- THE EXERCISE:
Provide a single number: the count of lines containing the string "image".

- TASK MATERIAL:
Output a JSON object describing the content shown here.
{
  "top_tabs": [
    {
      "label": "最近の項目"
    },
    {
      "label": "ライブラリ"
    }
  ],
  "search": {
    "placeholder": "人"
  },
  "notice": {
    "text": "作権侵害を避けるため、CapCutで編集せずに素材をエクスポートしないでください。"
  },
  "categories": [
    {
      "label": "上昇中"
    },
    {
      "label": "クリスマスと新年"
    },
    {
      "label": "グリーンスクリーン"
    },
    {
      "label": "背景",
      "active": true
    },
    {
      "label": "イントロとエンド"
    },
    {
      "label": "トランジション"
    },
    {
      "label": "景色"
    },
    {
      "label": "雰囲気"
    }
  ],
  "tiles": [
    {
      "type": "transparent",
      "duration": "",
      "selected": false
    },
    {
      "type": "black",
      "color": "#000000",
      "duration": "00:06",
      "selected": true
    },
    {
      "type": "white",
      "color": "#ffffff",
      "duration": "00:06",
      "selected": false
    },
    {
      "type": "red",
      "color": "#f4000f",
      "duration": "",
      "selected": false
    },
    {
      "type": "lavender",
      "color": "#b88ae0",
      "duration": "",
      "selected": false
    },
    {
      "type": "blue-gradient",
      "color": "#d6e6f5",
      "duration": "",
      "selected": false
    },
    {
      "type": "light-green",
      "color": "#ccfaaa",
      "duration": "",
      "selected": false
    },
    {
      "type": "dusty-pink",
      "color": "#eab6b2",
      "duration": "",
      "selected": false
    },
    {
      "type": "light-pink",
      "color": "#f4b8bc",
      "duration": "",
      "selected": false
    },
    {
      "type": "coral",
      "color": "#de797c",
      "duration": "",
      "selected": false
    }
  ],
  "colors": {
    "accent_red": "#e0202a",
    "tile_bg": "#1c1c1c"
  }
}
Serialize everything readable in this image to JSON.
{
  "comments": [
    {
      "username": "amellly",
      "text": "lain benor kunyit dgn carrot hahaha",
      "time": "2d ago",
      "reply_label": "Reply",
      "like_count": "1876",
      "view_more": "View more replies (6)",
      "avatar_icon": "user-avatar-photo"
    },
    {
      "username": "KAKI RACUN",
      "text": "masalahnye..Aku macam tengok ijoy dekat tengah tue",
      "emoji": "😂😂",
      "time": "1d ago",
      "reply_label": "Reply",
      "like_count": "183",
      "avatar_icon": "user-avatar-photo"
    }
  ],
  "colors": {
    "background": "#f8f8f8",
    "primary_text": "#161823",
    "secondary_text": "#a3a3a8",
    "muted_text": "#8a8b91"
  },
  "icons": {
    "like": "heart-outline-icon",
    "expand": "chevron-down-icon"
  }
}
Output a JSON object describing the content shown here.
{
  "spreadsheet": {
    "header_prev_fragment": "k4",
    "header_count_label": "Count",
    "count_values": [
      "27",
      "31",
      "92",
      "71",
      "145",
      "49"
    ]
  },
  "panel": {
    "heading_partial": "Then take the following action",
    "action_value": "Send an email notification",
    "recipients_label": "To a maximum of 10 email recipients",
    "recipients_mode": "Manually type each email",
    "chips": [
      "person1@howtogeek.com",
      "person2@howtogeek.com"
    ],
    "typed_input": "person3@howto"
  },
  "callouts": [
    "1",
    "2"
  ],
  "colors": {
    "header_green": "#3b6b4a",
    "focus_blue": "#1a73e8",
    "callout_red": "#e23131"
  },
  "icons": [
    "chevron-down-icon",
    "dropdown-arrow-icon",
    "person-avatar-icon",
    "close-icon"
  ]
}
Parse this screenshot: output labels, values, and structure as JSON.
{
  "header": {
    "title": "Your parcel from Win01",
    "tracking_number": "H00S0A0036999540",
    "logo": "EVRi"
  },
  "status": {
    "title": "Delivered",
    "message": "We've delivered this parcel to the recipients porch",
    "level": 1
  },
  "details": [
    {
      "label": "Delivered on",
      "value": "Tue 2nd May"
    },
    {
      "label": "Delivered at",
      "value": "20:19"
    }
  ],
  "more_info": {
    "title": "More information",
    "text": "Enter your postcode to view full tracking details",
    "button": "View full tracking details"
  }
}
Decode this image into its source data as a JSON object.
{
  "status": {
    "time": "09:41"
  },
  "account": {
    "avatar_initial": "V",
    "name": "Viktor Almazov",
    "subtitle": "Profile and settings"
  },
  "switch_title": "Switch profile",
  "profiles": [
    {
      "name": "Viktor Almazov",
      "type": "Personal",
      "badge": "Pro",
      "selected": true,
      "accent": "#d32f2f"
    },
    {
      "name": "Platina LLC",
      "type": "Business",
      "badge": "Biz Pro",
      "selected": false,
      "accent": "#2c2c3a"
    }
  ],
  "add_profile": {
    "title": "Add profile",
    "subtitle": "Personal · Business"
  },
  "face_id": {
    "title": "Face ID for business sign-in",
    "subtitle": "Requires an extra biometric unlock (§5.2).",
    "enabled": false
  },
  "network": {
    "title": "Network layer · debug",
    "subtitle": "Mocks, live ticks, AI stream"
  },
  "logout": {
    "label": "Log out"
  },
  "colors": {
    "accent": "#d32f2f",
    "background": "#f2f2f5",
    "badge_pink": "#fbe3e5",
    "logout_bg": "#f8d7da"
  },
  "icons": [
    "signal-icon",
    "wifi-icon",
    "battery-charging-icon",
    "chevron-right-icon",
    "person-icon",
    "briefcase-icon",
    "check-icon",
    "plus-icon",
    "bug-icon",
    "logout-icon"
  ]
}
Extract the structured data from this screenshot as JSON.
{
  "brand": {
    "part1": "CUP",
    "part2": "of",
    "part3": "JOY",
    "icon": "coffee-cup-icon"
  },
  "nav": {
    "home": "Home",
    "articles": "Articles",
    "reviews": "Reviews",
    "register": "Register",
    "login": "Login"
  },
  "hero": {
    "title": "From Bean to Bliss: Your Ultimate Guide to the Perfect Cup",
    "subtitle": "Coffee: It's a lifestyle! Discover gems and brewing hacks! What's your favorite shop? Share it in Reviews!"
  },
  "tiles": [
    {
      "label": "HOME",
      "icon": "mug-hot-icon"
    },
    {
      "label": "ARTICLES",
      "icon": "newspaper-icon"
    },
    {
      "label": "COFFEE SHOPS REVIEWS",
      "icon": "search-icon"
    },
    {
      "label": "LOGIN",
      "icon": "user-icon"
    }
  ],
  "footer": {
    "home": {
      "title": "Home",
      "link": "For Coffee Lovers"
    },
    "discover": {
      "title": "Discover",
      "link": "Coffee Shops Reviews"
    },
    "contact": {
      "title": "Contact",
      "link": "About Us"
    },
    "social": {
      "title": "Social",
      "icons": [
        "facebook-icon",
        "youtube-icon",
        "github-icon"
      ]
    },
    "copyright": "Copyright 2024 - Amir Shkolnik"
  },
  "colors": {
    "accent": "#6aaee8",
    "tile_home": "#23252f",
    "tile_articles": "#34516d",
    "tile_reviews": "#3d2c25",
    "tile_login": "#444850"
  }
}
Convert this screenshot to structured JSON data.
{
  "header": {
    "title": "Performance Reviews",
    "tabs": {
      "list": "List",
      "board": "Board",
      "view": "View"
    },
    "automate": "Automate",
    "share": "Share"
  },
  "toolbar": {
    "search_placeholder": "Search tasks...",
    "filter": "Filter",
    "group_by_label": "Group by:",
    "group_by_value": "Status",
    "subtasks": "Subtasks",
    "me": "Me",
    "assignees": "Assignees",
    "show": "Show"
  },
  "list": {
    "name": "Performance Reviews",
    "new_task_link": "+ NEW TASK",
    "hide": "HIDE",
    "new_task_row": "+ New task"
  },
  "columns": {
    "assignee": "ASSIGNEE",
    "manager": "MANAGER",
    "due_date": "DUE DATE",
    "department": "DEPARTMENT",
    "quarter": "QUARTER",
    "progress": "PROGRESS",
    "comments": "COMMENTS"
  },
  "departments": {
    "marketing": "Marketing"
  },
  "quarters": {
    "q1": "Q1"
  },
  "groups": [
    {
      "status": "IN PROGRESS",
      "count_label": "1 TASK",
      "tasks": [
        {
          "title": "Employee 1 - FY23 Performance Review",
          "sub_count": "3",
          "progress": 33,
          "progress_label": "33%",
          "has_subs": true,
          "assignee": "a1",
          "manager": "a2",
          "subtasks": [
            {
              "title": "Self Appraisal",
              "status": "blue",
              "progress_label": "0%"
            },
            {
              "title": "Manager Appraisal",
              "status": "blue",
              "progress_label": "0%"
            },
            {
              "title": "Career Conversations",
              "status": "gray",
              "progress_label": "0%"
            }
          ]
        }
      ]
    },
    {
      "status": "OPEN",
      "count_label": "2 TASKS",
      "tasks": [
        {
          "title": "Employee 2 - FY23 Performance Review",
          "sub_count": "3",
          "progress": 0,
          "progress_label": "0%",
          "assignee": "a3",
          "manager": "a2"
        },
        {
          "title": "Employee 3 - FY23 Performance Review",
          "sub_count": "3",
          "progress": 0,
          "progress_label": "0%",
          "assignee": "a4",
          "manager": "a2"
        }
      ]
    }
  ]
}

- FINISHED ANSWER:
2